*Information provided*
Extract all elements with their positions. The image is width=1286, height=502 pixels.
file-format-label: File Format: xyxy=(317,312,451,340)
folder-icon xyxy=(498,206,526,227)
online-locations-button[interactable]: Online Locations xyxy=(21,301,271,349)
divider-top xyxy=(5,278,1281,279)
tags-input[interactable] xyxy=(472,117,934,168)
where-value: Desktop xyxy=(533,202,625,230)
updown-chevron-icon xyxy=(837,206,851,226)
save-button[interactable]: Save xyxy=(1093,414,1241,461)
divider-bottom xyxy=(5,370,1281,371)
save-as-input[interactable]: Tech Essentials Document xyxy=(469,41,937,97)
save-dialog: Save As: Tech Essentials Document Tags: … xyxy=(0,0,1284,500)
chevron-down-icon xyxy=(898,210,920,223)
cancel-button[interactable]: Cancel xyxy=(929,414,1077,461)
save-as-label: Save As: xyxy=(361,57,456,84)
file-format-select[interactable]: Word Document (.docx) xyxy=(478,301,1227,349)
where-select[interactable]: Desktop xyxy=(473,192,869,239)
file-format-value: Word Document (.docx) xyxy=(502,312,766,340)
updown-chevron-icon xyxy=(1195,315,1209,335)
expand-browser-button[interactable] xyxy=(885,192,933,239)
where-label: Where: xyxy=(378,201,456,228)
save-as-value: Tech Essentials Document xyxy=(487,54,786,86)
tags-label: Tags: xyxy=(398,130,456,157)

*Exercise task*
Copy the entries word for word, from the first line through the line containing "expand-browser-button[interactable] xyxy=(885,192,933,239)", both included.

*The solution*
Extract all elements with their positions. The image is width=1286, height=502 pixels.
file-format-label: File Format: xyxy=(317,312,451,340)
folder-icon xyxy=(498,206,526,227)
online-locations-button[interactable]: Online Locations xyxy=(21,301,271,349)
divider-top xyxy=(5,278,1281,279)
tags-input[interactable] xyxy=(472,117,934,168)
where-value: Desktop xyxy=(533,202,625,230)
updown-chevron-icon xyxy=(837,206,851,226)
save-button[interactable]: Save xyxy=(1093,414,1241,461)
divider-bottom xyxy=(5,370,1281,371)
save-as-input[interactable]: Tech Essentials Document xyxy=(469,41,937,97)
save-dialog: Save As: Tech Essentials Document Tags: … xyxy=(0,0,1284,500)
chevron-down-icon xyxy=(898,210,920,223)
cancel-button[interactable]: Cancel xyxy=(929,414,1077,461)
save-as-label: Save As: xyxy=(361,57,456,84)
file-format-select[interactable]: Word Document (.docx) xyxy=(478,301,1227,349)
where-select[interactable]: Desktop xyxy=(473,192,869,239)
file-format-value: Word Document (.docx) xyxy=(502,312,766,340)
updown-chevron-icon xyxy=(1195,315,1209,335)
expand-browser-button[interactable] xyxy=(885,192,933,239)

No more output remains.